JOB -
Each entry below should be returned exactly as is, with the pictures removed.
# Start of DATA LISTING
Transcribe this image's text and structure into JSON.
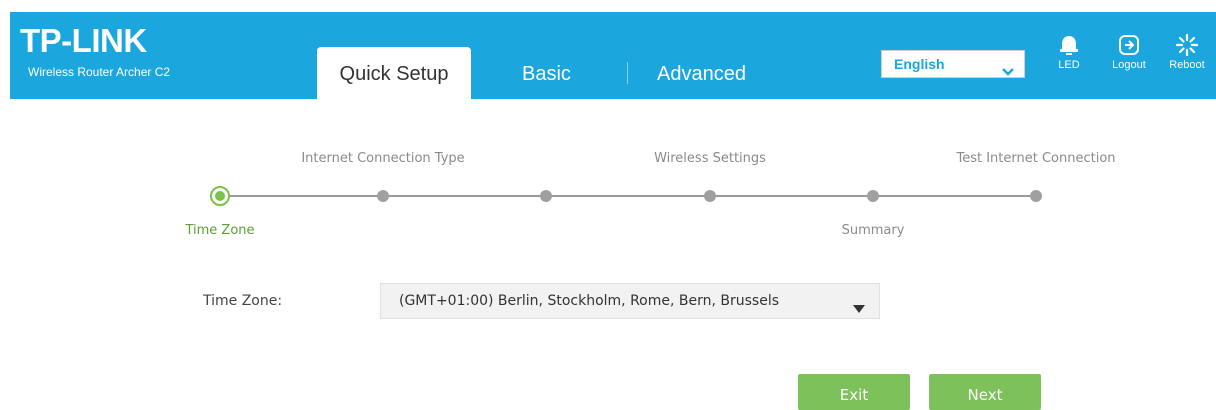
{
  "brand": {
    "name": "TP-LINK",
    "model": "Wireless Router Archer C2"
  },
  "tabs": [
    {
      "label": "Quick Setup",
      "active": true
    },
    {
      "label": "Basic",
      "active": false
    },
    {
      "label": "Advanced",
      "active": false
    }
  ],
  "language": {
    "selected": "English"
  },
  "header_buttons": {
    "led": "LED",
    "logout": "Logout",
    "reboot": "Reboot"
  },
  "steps": [
    {
      "label": "Time Zone",
      "current": true
    },
    {
      "label": "Internet Connection Type",
      "current": false
    },
    {
      "label": "",
      "current": false
    },
    {
      "label": "Wireless Settings",
      "current": false
    },
    {
      "label": "Summary",
      "current": false
    },
    {
      "label": "Test Internet Connection",
      "current": false
    }
  ],
  "form": {
    "time_zone_label": "Time Zone:",
    "time_zone_value": "(GMT+01:00) Berlin, Stockholm, Rome, Bern, Brussels"
  },
  "buttons": {
    "exit": "Exit",
    "next": "Next"
  },
  "colors": {
    "header": "#1ba7de",
    "accent_green": "#78c247",
    "button_green": "#7cc15a"
  },
  "icons": [
    "chevron-down-icon",
    "bell-icon",
    "logout-icon",
    "reboot-icon",
    "caret-down-icon"
  ]
}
# End of DATA LISTING
WRITTEN REPLY -
Transcribe this image's text and structure into JSON.
{
  "brand": {
    "name": "TP-LINK",
    "model": "Wireless Router Archer C2"
  },
  "tabs": [
    {
      "label": "Quick Setup",
      "active": true
    },
    {
      "label": "Basic",
      "active": false
    },
    {
      "label": "Advanced",
      "active": false
    }
  ],
  "language": {
    "selected": "English"
  },
  "header_buttons": {
    "led": "LED",
    "logout": "Logout",
    "reboot": "Reboot"
  },
  "steps": [
    {
      "label": "Time Zone",
      "current": true
    },
    {
      "label": "Internet Connection Type",
      "current": false
    },
    {
      "label": "",
      "current": false
    },
    {
      "label": "Wireless Settings",
      "current": false
    },
    {
      "label": "Summary",
      "current": false
    },
    {
      "label": "Test Internet Connection",
      "current": false
    }
  ],
  "form": {
    "time_zone_label": "Time Zone:",
    "time_zone_value": "(GMT+01:00) Berlin, Stockholm, Rome, Bern, Brussels"
  },
  "buttons": {
    "exit": "Exit",
    "next": "Next"
  },
  "colors": {
    "header": "#1ba7de",
    "accent_green": "#78c247",
    "button_green": "#7cc15a"
  },
  "icons": [
    "chevron-down-icon",
    "bell-icon",
    "logout-icon",
    "reboot-icon",
    "caret-down-icon"
  ]
}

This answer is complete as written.